### Exercise:
In the data below, find each line containing the string "page" and return it.

** BEGIN **

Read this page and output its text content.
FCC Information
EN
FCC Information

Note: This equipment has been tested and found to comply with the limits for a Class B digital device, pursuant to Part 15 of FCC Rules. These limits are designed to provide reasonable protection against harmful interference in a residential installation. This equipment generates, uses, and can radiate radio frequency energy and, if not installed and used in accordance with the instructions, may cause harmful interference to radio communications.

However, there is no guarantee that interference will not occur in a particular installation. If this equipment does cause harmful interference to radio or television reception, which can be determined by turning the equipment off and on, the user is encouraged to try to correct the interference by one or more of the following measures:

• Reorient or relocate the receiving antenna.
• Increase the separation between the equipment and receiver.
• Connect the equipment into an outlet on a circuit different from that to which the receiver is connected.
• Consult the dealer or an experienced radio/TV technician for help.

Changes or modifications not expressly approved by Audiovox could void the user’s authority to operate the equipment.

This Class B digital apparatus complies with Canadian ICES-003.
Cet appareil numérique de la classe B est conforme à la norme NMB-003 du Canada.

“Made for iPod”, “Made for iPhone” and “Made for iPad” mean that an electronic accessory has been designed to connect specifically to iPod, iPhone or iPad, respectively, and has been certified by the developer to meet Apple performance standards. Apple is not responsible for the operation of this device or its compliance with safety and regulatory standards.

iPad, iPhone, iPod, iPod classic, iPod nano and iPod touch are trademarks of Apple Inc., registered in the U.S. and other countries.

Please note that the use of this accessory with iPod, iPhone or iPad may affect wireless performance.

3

** END **
** BEGIN **

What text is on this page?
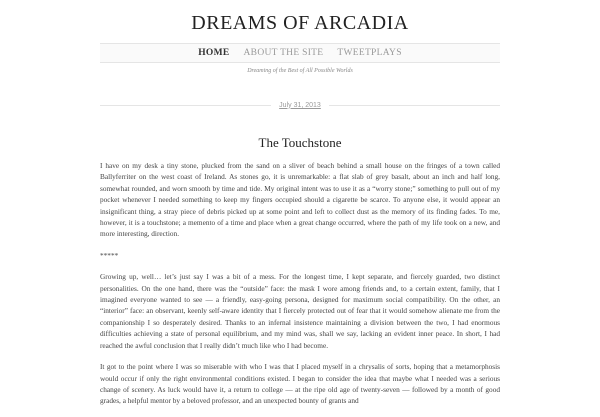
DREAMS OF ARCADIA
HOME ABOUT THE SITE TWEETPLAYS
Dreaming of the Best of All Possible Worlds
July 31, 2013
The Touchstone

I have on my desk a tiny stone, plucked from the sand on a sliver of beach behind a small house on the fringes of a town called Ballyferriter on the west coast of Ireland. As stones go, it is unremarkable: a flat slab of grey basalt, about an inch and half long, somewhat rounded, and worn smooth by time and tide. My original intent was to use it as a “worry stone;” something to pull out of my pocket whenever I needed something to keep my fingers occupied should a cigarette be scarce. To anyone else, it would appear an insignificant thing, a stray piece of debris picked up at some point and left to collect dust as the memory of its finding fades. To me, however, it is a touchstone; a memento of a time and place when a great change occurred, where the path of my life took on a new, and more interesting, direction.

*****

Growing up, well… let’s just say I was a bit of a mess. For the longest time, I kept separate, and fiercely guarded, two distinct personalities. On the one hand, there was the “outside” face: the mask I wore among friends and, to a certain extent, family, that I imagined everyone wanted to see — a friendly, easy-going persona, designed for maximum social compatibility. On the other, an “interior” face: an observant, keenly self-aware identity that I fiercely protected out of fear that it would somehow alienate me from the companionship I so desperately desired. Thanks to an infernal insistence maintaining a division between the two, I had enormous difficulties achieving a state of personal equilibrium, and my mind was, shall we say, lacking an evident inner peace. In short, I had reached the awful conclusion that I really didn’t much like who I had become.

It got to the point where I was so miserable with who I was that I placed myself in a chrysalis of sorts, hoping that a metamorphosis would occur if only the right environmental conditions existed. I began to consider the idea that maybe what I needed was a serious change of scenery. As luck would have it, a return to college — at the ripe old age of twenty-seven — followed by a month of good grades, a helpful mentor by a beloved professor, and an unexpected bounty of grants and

** END **
** BEGIN **

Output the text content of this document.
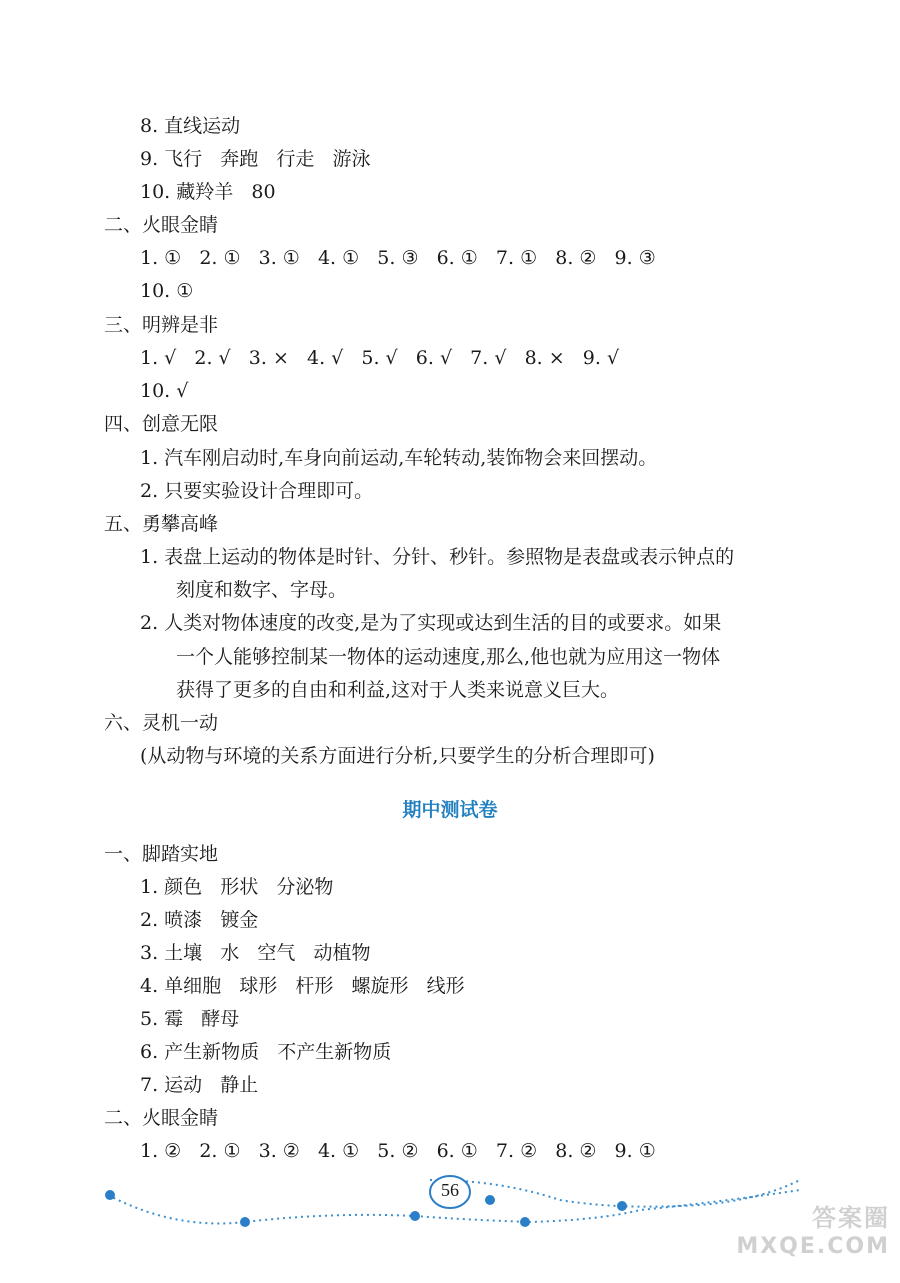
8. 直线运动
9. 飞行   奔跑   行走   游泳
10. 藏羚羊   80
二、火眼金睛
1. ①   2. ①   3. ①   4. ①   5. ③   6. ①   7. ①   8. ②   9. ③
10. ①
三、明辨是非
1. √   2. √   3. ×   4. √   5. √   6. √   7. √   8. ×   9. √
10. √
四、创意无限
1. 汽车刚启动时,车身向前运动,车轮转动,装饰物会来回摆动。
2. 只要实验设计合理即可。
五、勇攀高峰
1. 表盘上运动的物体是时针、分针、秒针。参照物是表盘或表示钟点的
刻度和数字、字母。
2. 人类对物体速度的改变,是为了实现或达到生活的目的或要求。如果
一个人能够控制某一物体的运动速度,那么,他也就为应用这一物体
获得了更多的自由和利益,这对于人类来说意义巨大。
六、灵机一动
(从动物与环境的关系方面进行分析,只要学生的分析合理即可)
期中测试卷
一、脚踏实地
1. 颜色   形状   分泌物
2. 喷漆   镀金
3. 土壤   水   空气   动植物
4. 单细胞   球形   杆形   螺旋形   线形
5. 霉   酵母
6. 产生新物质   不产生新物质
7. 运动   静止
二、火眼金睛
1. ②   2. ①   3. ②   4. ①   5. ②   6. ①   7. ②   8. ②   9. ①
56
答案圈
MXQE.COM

** END **

### Completed task:
Read this page and output its text content.
What text is on this page?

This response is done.